**INPUT**
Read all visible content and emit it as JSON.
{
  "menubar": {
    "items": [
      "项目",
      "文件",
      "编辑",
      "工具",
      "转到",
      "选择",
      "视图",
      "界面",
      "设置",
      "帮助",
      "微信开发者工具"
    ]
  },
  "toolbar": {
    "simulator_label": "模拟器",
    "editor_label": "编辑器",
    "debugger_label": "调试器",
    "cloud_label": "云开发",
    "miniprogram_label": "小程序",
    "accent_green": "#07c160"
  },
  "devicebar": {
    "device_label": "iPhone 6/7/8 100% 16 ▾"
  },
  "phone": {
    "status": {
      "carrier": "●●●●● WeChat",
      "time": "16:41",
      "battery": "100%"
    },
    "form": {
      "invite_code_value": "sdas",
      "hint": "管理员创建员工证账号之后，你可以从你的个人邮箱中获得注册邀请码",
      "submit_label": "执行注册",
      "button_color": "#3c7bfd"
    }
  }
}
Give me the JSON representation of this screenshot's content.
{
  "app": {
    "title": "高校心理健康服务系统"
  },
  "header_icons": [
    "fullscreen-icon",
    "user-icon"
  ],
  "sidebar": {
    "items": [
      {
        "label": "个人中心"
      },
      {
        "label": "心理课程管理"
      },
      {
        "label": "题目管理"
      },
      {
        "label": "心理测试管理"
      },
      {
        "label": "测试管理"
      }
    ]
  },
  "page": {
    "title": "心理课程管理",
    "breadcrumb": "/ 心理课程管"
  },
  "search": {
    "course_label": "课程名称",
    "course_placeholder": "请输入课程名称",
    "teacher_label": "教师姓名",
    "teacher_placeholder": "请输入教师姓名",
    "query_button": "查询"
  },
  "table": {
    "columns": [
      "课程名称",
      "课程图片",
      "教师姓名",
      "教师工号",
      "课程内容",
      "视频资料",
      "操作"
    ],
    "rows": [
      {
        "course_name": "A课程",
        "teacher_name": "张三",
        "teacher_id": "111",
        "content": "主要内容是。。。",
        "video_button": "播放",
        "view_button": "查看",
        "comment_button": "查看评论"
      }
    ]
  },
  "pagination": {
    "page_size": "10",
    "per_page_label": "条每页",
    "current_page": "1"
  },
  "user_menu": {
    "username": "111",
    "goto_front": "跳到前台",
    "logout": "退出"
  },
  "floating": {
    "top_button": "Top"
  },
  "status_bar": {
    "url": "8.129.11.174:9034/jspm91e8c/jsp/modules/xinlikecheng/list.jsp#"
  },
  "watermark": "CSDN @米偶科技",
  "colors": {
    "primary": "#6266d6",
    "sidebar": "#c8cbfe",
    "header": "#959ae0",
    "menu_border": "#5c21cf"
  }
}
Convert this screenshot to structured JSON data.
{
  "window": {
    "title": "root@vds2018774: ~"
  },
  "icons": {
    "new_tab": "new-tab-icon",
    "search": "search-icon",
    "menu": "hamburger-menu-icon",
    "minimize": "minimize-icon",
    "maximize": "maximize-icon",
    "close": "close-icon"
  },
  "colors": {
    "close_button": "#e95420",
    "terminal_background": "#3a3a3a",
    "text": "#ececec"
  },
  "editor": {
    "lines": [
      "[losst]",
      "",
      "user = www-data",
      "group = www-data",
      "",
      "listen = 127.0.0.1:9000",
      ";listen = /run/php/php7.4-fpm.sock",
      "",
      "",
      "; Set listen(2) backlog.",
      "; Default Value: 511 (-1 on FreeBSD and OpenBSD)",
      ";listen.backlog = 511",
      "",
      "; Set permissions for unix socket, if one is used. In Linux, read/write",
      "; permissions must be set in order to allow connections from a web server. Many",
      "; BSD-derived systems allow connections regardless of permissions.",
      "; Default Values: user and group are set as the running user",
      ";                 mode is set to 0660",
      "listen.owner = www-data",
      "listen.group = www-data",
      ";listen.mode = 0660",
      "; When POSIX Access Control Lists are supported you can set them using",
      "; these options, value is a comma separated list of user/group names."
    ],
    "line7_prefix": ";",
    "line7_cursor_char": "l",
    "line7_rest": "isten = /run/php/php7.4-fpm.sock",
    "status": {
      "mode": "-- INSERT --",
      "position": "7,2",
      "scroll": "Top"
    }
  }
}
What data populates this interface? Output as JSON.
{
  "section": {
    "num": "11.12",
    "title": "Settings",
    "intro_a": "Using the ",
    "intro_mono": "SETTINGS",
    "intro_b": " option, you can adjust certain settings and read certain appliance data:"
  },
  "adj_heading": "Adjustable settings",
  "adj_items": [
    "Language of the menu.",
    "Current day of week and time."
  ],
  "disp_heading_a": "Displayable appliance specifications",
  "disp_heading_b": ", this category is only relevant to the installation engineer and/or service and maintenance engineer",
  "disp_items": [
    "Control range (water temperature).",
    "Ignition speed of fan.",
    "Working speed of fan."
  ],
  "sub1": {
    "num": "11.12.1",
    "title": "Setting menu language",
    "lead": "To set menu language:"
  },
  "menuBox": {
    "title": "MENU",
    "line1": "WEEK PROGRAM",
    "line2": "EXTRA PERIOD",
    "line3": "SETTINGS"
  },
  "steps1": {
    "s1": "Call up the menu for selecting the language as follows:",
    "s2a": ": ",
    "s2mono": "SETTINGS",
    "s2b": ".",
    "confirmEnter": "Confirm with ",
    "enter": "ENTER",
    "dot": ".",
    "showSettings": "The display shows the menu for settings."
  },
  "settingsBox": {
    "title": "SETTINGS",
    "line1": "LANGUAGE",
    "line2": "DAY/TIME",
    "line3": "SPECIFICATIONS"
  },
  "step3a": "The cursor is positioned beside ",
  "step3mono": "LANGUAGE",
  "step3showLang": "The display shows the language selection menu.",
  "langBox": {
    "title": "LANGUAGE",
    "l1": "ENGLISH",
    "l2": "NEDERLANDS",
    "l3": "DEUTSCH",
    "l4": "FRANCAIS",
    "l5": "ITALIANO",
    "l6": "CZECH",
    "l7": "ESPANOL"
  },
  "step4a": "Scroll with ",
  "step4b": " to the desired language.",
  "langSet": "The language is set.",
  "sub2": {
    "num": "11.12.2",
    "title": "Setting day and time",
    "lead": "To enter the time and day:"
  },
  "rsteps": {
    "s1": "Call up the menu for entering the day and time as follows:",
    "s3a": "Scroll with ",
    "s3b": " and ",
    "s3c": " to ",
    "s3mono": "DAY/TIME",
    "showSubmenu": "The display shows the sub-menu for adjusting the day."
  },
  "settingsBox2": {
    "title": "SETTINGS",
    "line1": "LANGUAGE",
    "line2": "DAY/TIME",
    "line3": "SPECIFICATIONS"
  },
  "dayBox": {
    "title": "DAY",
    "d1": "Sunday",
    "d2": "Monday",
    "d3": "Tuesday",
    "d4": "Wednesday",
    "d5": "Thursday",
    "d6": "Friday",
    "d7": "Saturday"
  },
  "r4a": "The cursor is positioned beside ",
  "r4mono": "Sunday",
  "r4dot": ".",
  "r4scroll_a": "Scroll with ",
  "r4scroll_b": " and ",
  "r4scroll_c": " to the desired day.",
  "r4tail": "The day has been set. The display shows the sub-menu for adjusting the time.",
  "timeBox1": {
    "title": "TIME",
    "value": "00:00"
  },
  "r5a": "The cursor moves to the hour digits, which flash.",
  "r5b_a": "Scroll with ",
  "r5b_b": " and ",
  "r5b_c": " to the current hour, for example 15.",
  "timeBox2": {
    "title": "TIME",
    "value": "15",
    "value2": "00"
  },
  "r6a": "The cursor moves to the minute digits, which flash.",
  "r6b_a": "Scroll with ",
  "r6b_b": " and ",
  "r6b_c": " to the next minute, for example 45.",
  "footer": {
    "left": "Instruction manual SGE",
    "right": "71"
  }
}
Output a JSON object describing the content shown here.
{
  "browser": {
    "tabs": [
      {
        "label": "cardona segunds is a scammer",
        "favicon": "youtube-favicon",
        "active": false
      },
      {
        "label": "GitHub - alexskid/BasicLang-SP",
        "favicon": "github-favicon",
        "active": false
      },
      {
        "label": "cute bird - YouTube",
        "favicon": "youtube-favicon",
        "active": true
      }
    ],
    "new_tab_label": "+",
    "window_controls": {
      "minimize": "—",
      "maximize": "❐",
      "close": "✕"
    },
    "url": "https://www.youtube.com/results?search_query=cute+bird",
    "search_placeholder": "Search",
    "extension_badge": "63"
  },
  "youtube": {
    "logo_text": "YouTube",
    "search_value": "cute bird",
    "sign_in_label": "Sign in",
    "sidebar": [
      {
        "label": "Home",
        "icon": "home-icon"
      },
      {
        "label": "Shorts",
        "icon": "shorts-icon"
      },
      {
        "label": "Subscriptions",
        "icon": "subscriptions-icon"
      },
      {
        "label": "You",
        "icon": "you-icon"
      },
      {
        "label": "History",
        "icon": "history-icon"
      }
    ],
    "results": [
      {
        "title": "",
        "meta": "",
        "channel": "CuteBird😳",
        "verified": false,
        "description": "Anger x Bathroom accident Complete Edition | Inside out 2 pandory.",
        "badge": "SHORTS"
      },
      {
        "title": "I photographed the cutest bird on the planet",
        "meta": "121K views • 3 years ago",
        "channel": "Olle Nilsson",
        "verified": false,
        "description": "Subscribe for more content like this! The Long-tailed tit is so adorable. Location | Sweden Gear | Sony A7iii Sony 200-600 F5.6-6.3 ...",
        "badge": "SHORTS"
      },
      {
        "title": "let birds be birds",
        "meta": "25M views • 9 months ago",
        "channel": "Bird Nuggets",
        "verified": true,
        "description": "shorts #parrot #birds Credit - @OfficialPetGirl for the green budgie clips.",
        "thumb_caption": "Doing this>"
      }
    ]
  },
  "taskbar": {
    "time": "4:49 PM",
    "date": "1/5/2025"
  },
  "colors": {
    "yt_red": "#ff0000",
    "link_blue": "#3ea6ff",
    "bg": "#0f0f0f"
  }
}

**WHAT THIS TASK INVOLVES**
Report only a number: how many lines in the material above contain the string "views".

**RESULT BELOW**
2